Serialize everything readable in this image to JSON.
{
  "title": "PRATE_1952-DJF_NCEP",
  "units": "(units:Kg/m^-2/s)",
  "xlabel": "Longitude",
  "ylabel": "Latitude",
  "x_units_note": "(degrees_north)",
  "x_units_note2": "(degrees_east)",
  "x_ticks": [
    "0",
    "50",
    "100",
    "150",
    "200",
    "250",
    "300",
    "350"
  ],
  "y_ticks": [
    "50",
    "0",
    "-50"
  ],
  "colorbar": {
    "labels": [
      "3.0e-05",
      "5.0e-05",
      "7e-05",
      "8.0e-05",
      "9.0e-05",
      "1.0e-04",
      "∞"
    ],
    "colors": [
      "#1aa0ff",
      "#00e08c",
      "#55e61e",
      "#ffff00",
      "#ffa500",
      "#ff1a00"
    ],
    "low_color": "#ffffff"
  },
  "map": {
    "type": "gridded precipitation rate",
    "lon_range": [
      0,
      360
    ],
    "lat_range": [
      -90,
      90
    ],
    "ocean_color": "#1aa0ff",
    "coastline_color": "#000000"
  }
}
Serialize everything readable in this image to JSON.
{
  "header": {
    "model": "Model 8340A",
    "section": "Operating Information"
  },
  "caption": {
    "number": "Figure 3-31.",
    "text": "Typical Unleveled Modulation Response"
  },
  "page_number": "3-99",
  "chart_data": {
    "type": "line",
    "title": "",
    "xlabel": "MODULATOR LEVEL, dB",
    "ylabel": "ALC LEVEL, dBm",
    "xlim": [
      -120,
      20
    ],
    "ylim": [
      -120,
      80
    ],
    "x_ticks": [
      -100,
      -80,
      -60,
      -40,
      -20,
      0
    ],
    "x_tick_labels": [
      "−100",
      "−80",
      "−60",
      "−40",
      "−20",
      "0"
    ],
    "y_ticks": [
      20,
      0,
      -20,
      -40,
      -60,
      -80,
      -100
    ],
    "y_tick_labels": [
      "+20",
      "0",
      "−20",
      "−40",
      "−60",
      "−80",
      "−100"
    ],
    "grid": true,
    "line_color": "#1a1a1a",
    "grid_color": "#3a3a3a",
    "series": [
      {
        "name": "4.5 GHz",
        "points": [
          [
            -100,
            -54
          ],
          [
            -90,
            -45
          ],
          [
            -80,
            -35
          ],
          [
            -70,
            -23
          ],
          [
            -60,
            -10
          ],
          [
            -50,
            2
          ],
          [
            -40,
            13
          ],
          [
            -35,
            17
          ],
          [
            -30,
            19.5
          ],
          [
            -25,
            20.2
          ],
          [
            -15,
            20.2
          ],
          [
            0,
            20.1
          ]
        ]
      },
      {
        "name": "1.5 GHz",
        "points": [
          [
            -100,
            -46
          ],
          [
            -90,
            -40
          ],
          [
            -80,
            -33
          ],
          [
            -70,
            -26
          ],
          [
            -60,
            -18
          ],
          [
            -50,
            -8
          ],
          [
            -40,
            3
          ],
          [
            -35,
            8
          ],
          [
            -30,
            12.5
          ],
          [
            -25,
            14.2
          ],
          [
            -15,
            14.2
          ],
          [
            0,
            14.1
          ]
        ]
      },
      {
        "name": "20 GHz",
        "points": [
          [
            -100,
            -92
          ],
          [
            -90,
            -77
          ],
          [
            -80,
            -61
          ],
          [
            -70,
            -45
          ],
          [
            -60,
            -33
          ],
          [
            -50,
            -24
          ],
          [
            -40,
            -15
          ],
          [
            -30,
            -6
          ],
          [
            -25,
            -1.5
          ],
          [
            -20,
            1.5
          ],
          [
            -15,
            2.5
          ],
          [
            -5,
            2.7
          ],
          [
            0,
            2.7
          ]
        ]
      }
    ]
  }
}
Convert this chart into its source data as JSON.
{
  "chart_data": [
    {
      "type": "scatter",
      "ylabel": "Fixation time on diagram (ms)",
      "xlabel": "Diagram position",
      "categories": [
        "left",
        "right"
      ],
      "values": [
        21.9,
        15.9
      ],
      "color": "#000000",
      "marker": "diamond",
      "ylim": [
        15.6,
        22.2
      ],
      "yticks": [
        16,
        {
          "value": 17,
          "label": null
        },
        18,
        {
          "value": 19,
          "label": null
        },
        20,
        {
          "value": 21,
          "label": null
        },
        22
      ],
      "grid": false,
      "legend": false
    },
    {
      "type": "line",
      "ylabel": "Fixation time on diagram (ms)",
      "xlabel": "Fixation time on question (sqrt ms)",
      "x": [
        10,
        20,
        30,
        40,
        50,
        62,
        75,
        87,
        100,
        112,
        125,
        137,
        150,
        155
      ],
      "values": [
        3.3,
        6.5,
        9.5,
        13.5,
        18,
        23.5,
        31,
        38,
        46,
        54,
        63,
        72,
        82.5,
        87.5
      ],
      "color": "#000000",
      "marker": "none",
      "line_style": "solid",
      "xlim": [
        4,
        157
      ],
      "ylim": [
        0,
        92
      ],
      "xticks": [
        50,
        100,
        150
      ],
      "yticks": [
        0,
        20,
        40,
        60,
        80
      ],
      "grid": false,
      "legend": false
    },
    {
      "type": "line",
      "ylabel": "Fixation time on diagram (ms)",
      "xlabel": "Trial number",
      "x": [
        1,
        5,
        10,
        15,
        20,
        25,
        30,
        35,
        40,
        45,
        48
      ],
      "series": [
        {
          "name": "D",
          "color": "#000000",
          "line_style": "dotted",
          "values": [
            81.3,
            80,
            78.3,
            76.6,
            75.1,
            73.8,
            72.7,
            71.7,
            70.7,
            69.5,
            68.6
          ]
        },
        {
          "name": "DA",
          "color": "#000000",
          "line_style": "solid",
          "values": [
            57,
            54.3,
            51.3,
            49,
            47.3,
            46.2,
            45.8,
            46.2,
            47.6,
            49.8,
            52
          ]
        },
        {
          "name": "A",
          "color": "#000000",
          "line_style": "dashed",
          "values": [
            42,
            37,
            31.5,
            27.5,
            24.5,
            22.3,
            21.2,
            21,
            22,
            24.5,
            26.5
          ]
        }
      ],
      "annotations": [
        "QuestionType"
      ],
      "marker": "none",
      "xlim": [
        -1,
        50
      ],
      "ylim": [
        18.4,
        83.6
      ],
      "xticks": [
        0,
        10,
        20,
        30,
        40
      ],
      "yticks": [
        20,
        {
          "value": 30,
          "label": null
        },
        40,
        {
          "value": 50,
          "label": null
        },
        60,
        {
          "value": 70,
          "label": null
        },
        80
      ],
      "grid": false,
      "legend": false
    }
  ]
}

◆ ◆ ◆ ◆ ◆

PROBLEM STATEMENT:
Without leaving anything out, give the entries again exactly.

WRITTEN ANSWER:
Serialize everything readable in this image to JSON.
{
  "title": "PRATE_1952-DJF_NCEP",
  "units": "(units:Kg/m^-2/s)",
  "xlabel": "Longitude",
  "ylabel": "Latitude",
  "x_units_note": "(degrees_north)",
  "x_units_note2": "(degrees_east)",
  "x_ticks": [
    "0",
    "50",
    "100",
    "150",
    "200",
    "250",
    "300",
    "350"
  ],
  "y_ticks": [
    "50",
    "0",
    "-50"
  ],
  "colorbar": {
    "labels": [
      "3.0e-05",
      "5.0e-05",
      "7e-05",
      "8.0e-05",
      "9.0e-05",
      "1.0e-04",
      "∞"
    ],
    "colors": [
      "#1aa0ff",
      "#00e08c",
      "#55e61e",
      "#ffff00",
      "#ffa500",
      "#ff1a00"
    ],
    "low_color": "#ffffff"
  },
  "map": {
    "type": "gridded precipitation rate",
    "lon_range": [
      0,
      360
    ],
    "lat_range": [
      -90,
      90
    ],
    "ocean_color": "#1aa0ff",
    "coastline_color": "#000000"
  }
}
Serialize everything readable in this image to JSON.
{
  "header": {
    "model": "Model 8340A",
    "section": "Operating Information"
  },
  "caption": {
    "number": "Figure 3-31.",
    "text": "Typical Unleveled Modulation Response"
  },
  "page_number": "3-99",
  "chart_data": {
    "type": "line",
    "title": "",
    "xlabel": "MODULATOR LEVEL, dB",
    "ylabel": "ALC LEVEL, dBm",
    "xlim": [
      -120,
      20
    ],
    "ylim": [
      -120,
      80
    ],
    "x_ticks": [
      -100,
      -80,
      -60,
      -40,
      -20,
      0
    ],
    "x_tick_labels": [
      "−100",
      "−80",
      "−60",
      "−40",
      "−20",
      "0"
    ],
    "y_ticks": [
      20,
      0,
      -20,
      -40,
      -60,
      -80,
      -100
    ],
    "y_tick_labels": [
      "+20",
      "0",
      "−20",
      "−40",
      "−60",
      "−80",
      "−100"
    ],
    "grid": true,
    "line_color": "#1a1a1a",
    "grid_color": "#3a3a3a",
    "series": [
      {
        "name": "4.5 GHz",
        "points": [
          [
            -100,
            -54
          ],
          [
            -90,
            -45
          ],
          [
            -80,
            -35
          ],
          [
            -70,
            -23
          ],
          [
            -60,
            -10
          ],
          [
            -50,
            2
          ],
          [
            -40,
            13
          ],
          [
            -35,
            17
          ],
          [
            -30,
            19.5
          ],
          [
            -25,
            20.2
          ],
          [
            -15,
            20.2
          ],
          [
            0,
            20.1
          ]
        ]
      },
      {
        "name": "1.5 GHz",
        "points": [
          [
            -100,
            -46
          ],
          [
            -90,
            -40
          ],
          [
            -80,
            -33
          ],
          [
            -70,
            -26
          ],
          [
            -60,
            -18
          ],
          [
            -50,
            -8
          ],
          [
            -40,
            3
          ],
          [
            -35,
            8
          ],
          [
            -30,
            12.5
          ],
          [
            -25,
            14.2
          ],
          [
            -15,
            14.2
          ],
          [
            0,
            14.1
          ]
        ]
      },
      {
        "name": "20 GHz",
        "points": [
          [
            -100,
            -92
          ],
          [
            -90,
            -77
          ],
          [
            -80,
            -61
          ],
          [
            -70,
            -45
          ],
          [
            -60,
            -33
          ],
          [
            -50,
            -24
          ],
          [
            -40,
            -15
          ],
          [
            -30,
            -6
          ],
          [
            -25,
            -1.5
          ],
          [
            -20,
            1.5
          ],
          [
            -15,
            2.5
          ],
          [
            -5,
            2.7
          ],
          [
            0,
            2.7
          ]
        ]
      }
    ]
  }
}
Convert this chart into its source data as JSON.
{
  "chart_data": [
    {
      "type": "scatter",
      "ylabel": "Fixation time on diagram (ms)",
      "xlabel": "Diagram position",
      "categories": [
        "left",
        "right"
      ],
      "values": [
        21.9,
        15.9
      ],
      "color": "#000000",
      "marker": "diamond",
      "ylim": [
        15.6,
        22.2
      ],
      "yticks": [
        16,
        {
          "value": 17,
          "label": null
        },
        18,
        {
          "value": 19,
          "label": null
        },
        20,
        {
          "value": 21,
          "label": null
        },
        22
      ],
      "grid": false,
      "legend": false
    },
    {
      "type": "line",
      "ylabel": "Fixation time on diagram (ms)",
      "xlabel": "Fixation time on question (sqrt ms)",
      "x": [
        10,
        20,
        30,
        40,
        50,
        62,
        75,
        87,
        100,
        112,
        125,
        137,
        150,
        155
      ],
      "values": [
        3.3,
        6.5,
        9.5,
        13.5,
        18,
        23.5,
        31,
        38,
        46,
        54,
        63,
        72,
        82.5,
        87.5
      ],
      "color": "#000000",
      "marker": "none",
      "line_style": "solid",
      "xlim": [
        4,
        157
      ],
      "ylim": [
        0,
        92
      ],
      "xticks": [
        50,
        100,
        150
      ],
      "yticks": [
        0,
        20,
        40,
        60,
        80
      ],
      "grid": false,
      "legend": false
    },
    {
      "type": "line",
      "ylabel": "Fixation time on diagram (ms)",
      "xlabel": "Trial number",
      "x": [
        1,
        5,
        10,
        15,
        20,
        25,
        30,
        35,
        40,
        45,
        48
      ],
      "series": [
        {
          "name": "D",
          "color": "#000000",
          "line_style": "dotted",
          "values": [
            81.3,
            80,
            78.3,
            76.6,
            75.1,
            73.8,
            72.7,
            71.7,
            70.7,
            69.5,
            68.6
          ]
        },
        {
          "name": "DA",
          "color": "#000000",
          "line_style": "solid",
          "values": [
            57,
            54.3,
            51.3,
            49,
            47.3,
            46.2,
            45.8,
            46.2,
            47.6,
            49.8,
            52
          ]
        },
        {
          "name": "A",
          "color": "#000000",
          "line_style": "dashed",
          "values": [
            42,
            37,
            31.5,
            27.5,
            24.5,
            22.3,
            21.2,
            21,
            22,
            24.5,
            26.5
          ]
        }
      ],
      "annotations": [
        "QuestionType"
      ],
      "marker": "none",
      "xlim": [
        -1,
        50
      ],
      "ylim": [
        18.4,
        83.6
      ],
      "xticks": [
        0,
        10,
        20,
        30,
        40
      ],
      "yticks": [
        20,
        {
          "value": 30,
          "label": null
        },
        40,
        {
          "value": 50,
          "label": null
        },
        60,
        {
          "value": 70,
          "label": null
        },
        80
      ],
      "grid": false,
      "legend": false
    }
  ]
}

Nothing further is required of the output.